**What the exercise asks**
Find the lines that contain the word "from" and copy each one.

═════ Provided data ═════

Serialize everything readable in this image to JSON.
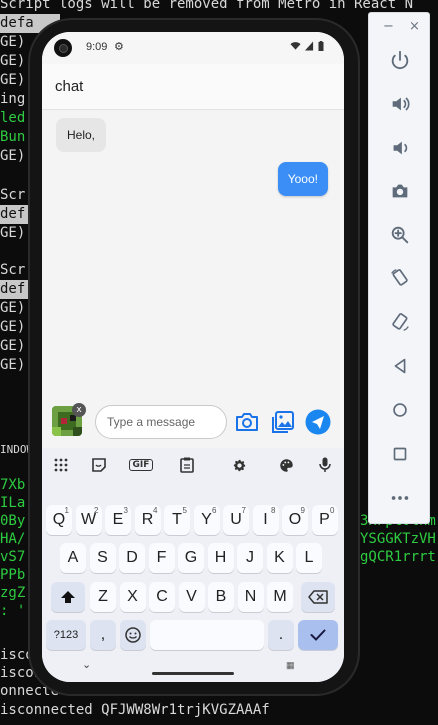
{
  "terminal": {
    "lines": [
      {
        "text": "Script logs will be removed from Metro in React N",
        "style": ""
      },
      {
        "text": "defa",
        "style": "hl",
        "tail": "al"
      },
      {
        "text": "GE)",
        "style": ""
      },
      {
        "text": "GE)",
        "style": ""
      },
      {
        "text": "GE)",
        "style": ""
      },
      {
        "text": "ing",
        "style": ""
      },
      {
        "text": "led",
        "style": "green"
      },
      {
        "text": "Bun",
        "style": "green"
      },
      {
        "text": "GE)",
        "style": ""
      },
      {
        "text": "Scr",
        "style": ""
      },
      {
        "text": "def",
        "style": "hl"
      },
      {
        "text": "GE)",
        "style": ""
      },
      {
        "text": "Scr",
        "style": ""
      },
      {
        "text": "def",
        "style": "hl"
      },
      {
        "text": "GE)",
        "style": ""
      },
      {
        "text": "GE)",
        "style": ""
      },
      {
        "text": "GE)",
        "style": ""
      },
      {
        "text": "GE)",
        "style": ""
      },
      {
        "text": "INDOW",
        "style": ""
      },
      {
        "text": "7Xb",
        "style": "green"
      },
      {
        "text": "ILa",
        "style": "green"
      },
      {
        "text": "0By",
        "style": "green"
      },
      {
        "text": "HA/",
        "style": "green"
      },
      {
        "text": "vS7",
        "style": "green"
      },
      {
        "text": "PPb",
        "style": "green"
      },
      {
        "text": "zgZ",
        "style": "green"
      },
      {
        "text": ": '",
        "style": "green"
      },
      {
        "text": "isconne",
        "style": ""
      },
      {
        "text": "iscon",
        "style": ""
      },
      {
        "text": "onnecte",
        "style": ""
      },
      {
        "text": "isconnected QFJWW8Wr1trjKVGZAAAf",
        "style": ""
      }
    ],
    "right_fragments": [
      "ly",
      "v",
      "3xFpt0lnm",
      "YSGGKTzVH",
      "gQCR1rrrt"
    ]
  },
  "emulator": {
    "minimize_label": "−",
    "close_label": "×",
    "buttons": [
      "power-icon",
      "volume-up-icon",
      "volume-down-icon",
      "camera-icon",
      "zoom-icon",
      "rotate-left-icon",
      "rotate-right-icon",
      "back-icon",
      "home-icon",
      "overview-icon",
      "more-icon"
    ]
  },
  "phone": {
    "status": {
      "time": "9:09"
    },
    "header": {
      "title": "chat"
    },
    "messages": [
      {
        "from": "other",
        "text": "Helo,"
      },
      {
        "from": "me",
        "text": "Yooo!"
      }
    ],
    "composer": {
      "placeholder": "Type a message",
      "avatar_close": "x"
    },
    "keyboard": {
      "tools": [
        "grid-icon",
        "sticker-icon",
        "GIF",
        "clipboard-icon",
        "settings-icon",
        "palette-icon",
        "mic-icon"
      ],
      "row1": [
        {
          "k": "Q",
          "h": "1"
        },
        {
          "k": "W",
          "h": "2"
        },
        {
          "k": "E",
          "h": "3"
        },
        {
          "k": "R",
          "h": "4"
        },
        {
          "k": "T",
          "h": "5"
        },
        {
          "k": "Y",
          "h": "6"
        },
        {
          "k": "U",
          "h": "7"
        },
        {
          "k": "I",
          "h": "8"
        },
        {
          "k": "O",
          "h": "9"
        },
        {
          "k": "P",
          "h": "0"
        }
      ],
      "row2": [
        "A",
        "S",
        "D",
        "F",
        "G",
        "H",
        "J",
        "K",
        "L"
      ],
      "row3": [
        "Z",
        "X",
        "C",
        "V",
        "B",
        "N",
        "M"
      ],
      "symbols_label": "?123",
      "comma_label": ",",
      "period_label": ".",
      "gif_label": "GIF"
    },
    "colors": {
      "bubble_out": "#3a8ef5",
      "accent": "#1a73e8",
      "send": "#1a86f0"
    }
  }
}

═════
═════ Provided data ═════

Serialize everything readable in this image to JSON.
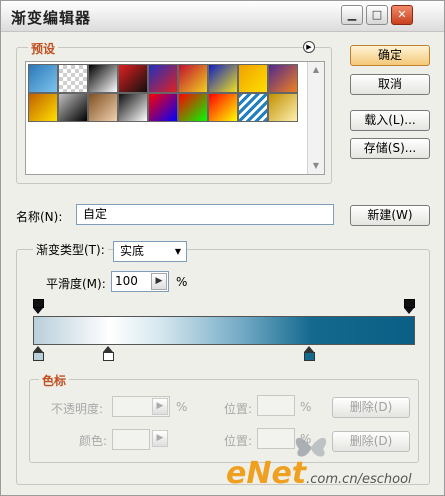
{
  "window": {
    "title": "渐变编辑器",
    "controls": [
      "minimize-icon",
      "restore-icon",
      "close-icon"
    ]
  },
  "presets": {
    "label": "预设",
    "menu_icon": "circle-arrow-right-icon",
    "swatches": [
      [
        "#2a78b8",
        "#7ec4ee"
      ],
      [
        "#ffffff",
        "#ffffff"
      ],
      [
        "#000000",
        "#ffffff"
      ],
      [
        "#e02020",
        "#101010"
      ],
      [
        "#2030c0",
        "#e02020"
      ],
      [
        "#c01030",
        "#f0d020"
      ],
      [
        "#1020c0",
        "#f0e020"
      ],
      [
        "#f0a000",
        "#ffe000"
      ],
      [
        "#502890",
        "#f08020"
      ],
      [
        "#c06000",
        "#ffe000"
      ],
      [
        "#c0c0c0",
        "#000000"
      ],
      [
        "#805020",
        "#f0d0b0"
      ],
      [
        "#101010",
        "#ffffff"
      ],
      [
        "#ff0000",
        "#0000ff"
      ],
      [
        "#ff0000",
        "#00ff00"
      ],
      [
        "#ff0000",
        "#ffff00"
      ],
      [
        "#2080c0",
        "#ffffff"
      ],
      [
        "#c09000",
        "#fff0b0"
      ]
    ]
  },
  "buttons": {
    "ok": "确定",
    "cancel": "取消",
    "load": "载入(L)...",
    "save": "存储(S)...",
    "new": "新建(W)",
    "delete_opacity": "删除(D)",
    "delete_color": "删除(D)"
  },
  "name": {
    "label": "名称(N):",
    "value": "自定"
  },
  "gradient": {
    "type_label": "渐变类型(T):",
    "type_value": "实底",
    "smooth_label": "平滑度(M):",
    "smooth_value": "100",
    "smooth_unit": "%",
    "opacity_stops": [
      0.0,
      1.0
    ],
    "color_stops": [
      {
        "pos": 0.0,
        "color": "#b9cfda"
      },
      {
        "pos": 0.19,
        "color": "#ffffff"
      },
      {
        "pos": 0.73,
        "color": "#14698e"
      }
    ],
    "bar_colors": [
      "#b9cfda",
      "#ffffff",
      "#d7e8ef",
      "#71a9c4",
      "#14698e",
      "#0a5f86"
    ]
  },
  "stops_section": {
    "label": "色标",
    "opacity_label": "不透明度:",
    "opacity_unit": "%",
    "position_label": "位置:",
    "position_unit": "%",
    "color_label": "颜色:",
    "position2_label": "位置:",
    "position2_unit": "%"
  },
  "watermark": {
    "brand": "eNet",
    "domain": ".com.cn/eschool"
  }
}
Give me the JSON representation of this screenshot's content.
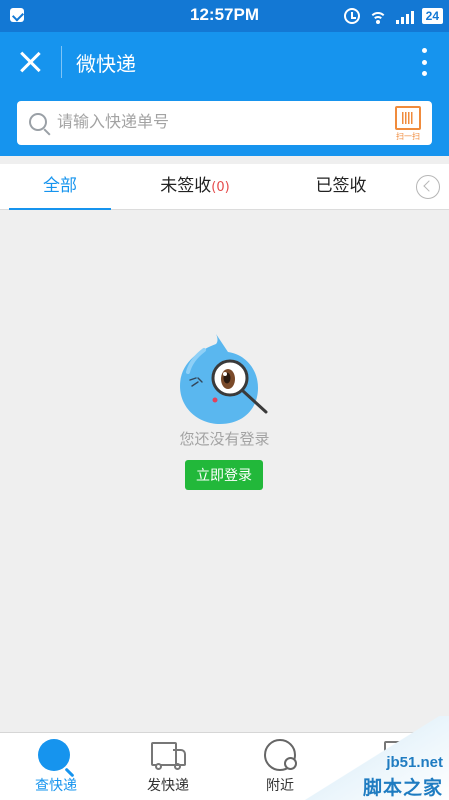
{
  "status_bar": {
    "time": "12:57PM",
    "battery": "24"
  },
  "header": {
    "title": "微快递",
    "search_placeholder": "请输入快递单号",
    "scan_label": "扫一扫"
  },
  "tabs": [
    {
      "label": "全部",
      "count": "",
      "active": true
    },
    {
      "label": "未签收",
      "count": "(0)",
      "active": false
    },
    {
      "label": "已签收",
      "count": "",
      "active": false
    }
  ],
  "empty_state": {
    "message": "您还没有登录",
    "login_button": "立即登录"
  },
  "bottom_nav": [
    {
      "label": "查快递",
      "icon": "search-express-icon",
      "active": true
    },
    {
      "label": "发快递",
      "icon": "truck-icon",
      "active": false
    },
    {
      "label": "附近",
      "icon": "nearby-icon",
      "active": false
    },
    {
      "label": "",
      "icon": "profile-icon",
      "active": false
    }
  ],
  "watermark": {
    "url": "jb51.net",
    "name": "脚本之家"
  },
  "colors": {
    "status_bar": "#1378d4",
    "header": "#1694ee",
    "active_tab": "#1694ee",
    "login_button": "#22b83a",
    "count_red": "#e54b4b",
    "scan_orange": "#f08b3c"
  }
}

═════

**Exercise output**
        "text": "Script logs will be removed from Metro in React N",
        "from": "other",
        "from": "me",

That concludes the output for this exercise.